[START OF Exercise data]
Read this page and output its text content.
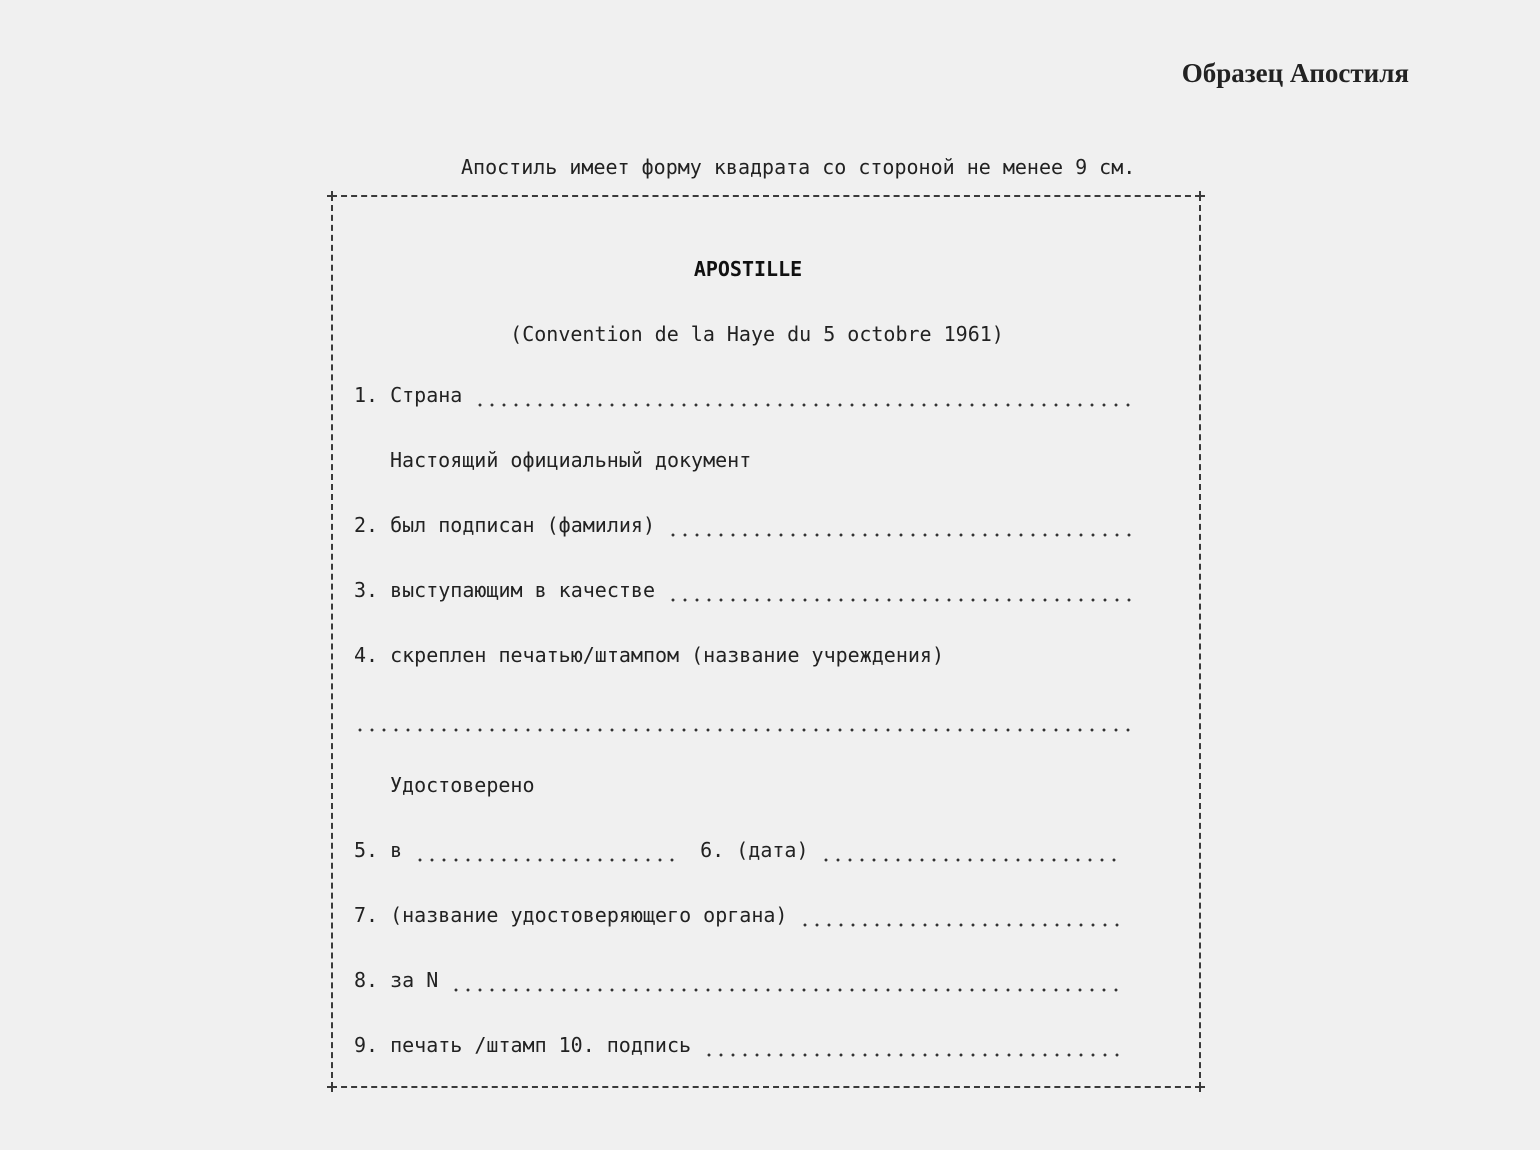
Образец Апостиля

Апостиль имеет форму квадрата со стороной не менее 9 см.

APOSTILLE
(Convention de la Haye du 5 octobre 1961)
1. Страна
Настоящий официальный документ
2. был подписан (фамилия)
3. выступающим в качестве
4. скреплен печатью/штампом (название учреждения)
Удостоверено
5. в	6. (дата)
7. (название удостоверяющего органа)
8. за N
9. печать /штамп 10. подпись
[END OF Exercise data]
Given task: Reproduce all of the data exactly; the pictures do not belong in the copy.

The solution:
Read this page and output its text content.
Образец Апостиля

Апостиль имеет форму квадрата со стороной не менее 9 см.

APOSTILLE
(Convention de la Haye du 5 octobre 1961)
1. Страна
Настоящий официальный документ
2. был подписан (фамилия)
3. выступающим в качестве
4. скреплен печатью/штампом (название учреждения)
Удостоверено
5. в	6. (дата)
7. (название удостоверяющего органа)
8. за N
9. печать /штамп 10. подпись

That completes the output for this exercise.